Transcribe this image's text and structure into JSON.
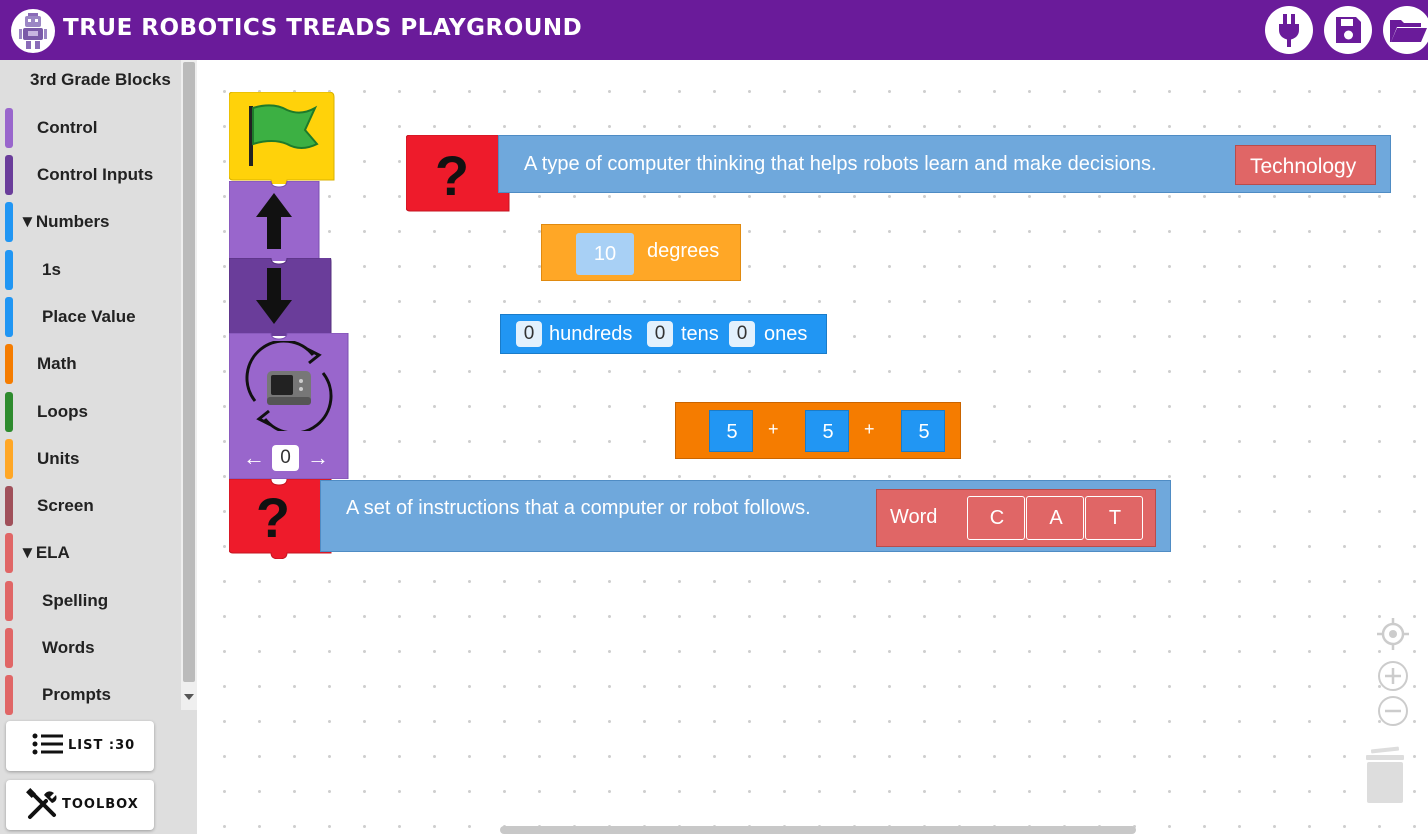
{
  "header": {
    "title": "TRUE ROBOTICS TREADS PLAYGROUND"
  },
  "sidebar": {
    "title": "3rd Grade Blocks",
    "categories": [
      {
        "label": "Control",
        "color": "#9966cc"
      },
      {
        "label": "Control Inputs",
        "color": "#6a3d9a"
      },
      {
        "label": "▼Numbers",
        "color": "#2196f3"
      },
      {
        "label": "1s",
        "color": "#2196f3"
      },
      {
        "label": "Place Value",
        "color": "#2196f3"
      },
      {
        "label": "Math",
        "color": "#f57c00"
      },
      {
        "label": "Loops",
        "color": "#2e8b2e"
      },
      {
        "label": "Units",
        "color": "#ffa726"
      },
      {
        "label": "Screen",
        "color": "#a0505a"
      },
      {
        "label": "▼ELA",
        "color": "#e06666"
      },
      {
        "label": "Spelling",
        "color": "#e06666"
      },
      {
        "label": "Words",
        "color": "#e06666"
      },
      {
        "label": "Prompts",
        "color": "#e06666"
      }
    ],
    "list_button": "LIST :30",
    "toolbox_button": "TOOLBOX"
  },
  "blocks": {
    "prompt1": {
      "text": "A type of computer thinking that helps robots learn and make decisions.",
      "answer": "Technology"
    },
    "degrees": {
      "value": "10",
      "unit": "degrees"
    },
    "place_value": {
      "hundreds_value": "0",
      "hundreds": "hundreds",
      "tens_value": "0",
      "tens": "tens",
      "ones_value": "0",
      "ones": "ones"
    },
    "math": {
      "a": "5",
      "op1": "+",
      "b": "5",
      "op2": "+",
      "c": "5"
    },
    "rotate": {
      "value": "0",
      "left_arrow": "←",
      "right_arrow": "→"
    },
    "prompt2": {
      "text": "A set of instructions that a computer or robot follows.",
      "word_label": "Word",
      "letters": [
        "C",
        "A",
        "T"
      ]
    }
  },
  "colors": {
    "header": "#6a1b9a",
    "event_yellow": "#ffd20a",
    "motion_purple": "#9966cc",
    "dark_purple": "#6a3d9a",
    "prompt_red": "#ee1b2b",
    "prompt_blue": "#6fa8dc",
    "word_red": "#e06666",
    "units_orange": "#ffa726",
    "number_blue": "#2196f3",
    "math_orange": "#f57c00"
  }
}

======

Your copy should match the records word for word, with the pictures removed.

Expected answer:
Transcribe this image's text and structure into JSON.
{
  "header": {
    "title": "TRUE ROBOTICS TREADS PLAYGROUND"
  },
  "sidebar": {
    "title": "3rd Grade Blocks",
    "categories": [
      {
        "label": "Control",
        "color": "#9966cc"
      },
      {
        "label": "Control Inputs",
        "color": "#6a3d9a"
      },
      {
        "label": "▼Numbers",
        "color": "#2196f3"
      },
      {
        "label": "1s",
        "color": "#2196f3"
      },
      {
        "label": "Place Value",
        "color": "#2196f3"
      },
      {
        "label": "Math",
        "color": "#f57c00"
      },
      {
        "label": "Loops",
        "color": "#2e8b2e"
      },
      {
        "label": "Units",
        "color": "#ffa726"
      },
      {
        "label": "Screen",
        "color": "#a0505a"
      },
      {
        "label": "▼ELA",
        "color": "#e06666"
      },
      {
        "label": "Spelling",
        "color": "#e06666"
      },
      {
        "label": "Words",
        "color": "#e06666"
      },
      {
        "label": "Prompts",
        "color": "#e06666"
      }
    ],
    "list_button": "LIST :30",
    "toolbox_button": "TOOLBOX"
  },
  "blocks": {
    "prompt1": {
      "text": "A type of computer thinking that helps robots learn and make decisions.",
      "answer": "Technology"
    },
    "degrees": {
      "value": "10",
      "unit": "degrees"
    },
    "place_value": {
      "hundreds_value": "0",
      "hundreds": "hundreds",
      "tens_value": "0",
      "tens": "tens",
      "ones_value": "0",
      "ones": "ones"
    },
    "math": {
      "a": "5",
      "op1": "+",
      "b": "5",
      "op2": "+",
      "c": "5"
    },
    "rotate": {
      "value": "0",
      "left_arrow": "←",
      "right_arrow": "→"
    },
    "prompt2": {
      "text": "A set of instructions that a computer or robot follows.",
      "word_label": "Word",
      "letters": [
        "C",
        "A",
        "T"
      ]
    }
  },
  "colors": {
    "header": "#6a1b9a",
    "event_yellow": "#ffd20a",
    "motion_purple": "#9966cc",
    "dark_purple": "#6a3d9a",
    "prompt_red": "#ee1b2b",
    "prompt_blue": "#6fa8dc",
    "word_red": "#e06666",
    "units_orange": "#ffa726",
    "number_blue": "#2196f3",
    "math_orange": "#f57c00"
  }
}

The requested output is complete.